* Written exercise: Provide an exact transcription of all the records.
— start —
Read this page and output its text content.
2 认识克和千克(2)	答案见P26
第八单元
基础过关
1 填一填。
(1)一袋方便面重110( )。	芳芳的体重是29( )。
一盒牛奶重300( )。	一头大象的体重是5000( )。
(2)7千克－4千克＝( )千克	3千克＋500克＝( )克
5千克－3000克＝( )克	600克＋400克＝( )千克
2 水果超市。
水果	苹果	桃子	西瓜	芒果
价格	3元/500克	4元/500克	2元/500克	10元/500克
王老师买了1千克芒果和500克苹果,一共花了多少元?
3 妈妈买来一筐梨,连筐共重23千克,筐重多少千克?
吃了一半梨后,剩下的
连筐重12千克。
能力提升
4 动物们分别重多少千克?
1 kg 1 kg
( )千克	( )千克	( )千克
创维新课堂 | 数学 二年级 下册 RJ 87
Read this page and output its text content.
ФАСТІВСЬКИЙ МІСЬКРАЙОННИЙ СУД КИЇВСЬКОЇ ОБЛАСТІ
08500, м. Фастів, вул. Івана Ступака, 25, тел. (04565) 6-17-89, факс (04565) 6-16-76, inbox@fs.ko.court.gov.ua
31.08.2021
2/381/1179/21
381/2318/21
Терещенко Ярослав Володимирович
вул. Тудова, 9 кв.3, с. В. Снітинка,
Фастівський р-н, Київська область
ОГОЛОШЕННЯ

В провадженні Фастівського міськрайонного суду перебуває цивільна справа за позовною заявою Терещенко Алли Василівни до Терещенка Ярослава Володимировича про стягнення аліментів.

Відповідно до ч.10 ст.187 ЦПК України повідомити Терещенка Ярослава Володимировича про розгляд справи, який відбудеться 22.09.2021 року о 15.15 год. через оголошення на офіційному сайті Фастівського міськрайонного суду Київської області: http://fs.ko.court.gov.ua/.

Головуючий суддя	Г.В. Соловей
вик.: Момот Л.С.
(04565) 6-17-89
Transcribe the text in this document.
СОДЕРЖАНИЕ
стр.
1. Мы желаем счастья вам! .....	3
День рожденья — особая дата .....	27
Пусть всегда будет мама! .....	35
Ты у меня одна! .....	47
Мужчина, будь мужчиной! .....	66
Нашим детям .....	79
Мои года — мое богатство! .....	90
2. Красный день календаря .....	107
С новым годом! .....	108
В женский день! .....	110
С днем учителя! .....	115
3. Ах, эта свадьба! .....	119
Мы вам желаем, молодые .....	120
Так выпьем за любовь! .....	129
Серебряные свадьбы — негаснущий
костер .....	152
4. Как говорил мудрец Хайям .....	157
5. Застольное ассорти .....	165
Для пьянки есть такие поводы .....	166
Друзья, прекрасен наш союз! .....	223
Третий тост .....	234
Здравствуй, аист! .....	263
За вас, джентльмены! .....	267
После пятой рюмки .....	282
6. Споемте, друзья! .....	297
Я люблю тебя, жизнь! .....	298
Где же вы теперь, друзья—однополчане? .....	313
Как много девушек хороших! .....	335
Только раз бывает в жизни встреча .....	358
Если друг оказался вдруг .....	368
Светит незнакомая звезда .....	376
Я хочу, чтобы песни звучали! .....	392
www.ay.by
— end —
* Exercise result:
Read this page and output its text content.
2 认识克和千克(2)	答案见P26
第八单元
基础过关
1 填一填。
(1)一袋方便面重110( )。	芳芳的体重是29( )。
一盒牛奶重300( )。	一头大象的体重是5000( )。
(2)7千克－4千克＝( )千克	3千克＋500克＝( )克
5千克－3000克＝( )克	600克＋400克＝( )千克
2 水果超市。
水果	苹果	桃子	西瓜	芒果
价格	3元/500克	4元/500克	2元/500克	10元/500克
王老师买了1千克芒果和500克苹果,一共花了多少元?
3 妈妈买来一筐梨,连筐共重23千克,筐重多少千克?
吃了一半梨后,剩下的
连筐重12千克。
能力提升
4 动物们分别重多少千克?
1 kg 1 kg
( )千克	( )千克	( )千克
创维新课堂 | 数学 二年级 下册 RJ 87
Read this page and output its text content.
ФАСТІВСЬКИЙ МІСЬКРАЙОННИЙ СУД КИЇВСЬКОЇ ОБЛАСТІ
08500, м. Фастів, вул. Івана Ступака, 25, тел. (04565) 6-17-89, факс (04565) 6-16-76, inbox@fs.ko.court.gov.ua
31.08.2021
2/381/1179/21
381/2318/21
Терещенко Ярослав Володимирович
вул. Тудова, 9 кв.3, с. В. Снітинка,
Фастівський р-н, Київська область
ОГОЛОШЕННЯ

В провадженні Фастівського міськрайонного суду перебуває цивільна справа за позовною заявою Терещенко Алли Василівни до Терещенка Ярослава Володимировича про стягнення аліментів.

Відповідно до ч.10 ст.187 ЦПК України повідомити Терещенка Ярослава Володимировича про розгляд справи, який відбудеться 22.09.2021 року о 15.15 год. через оголошення на офіційному сайті Фастівського міськрайонного суду Київської області: http://fs.ko.court.gov.ua/.

Головуючий суддя	Г.В. Соловей
вик.: Момот Л.С.
(04565) 6-17-89
Transcribe the text in this document.
СОДЕРЖАНИЕ
стр.
1. Мы желаем счастья вам! .....	3
День рожденья — особая дата .....	27
Пусть всегда будет мама! .....	35
Ты у меня одна! .....	47
Мужчина, будь мужчиной! .....	66
Нашим детям .....	79
Мои года — мое богатство! .....	90
2. Красный день календаря .....	107
С новым годом! .....	108
В женский день! .....	110
С днем учителя! .....	115
3. Ах, эта свадьба! .....	119
Мы вам желаем, молодые .....	120
Так выпьем за любовь! .....	129
Серебряные свадьбы — негаснущий
костер .....	152
4. Как говорил мудрец Хайям .....	157
5. Застольное ассорти .....	165
Для пьянки есть такие поводы .....	166
Друзья, прекрасен наш союз! .....	223
Третий тост .....	234
Здравствуй, аист! .....	263
За вас, джентльмены! .....	267
После пятой рюмки .....	282
6. Споемте, друзья! .....	297
Я люблю тебя, жизнь! .....	298
Где же вы теперь, друзья—однополчане? .....	313
Как много девушек хороших! .....	335
Только раз бывает в жизни встреча .....	358
Если друг оказался вдруг .....	368
Светит незнакомая звезда .....	376
Я хочу, чтобы песни звучали! .....	392
www.ay.by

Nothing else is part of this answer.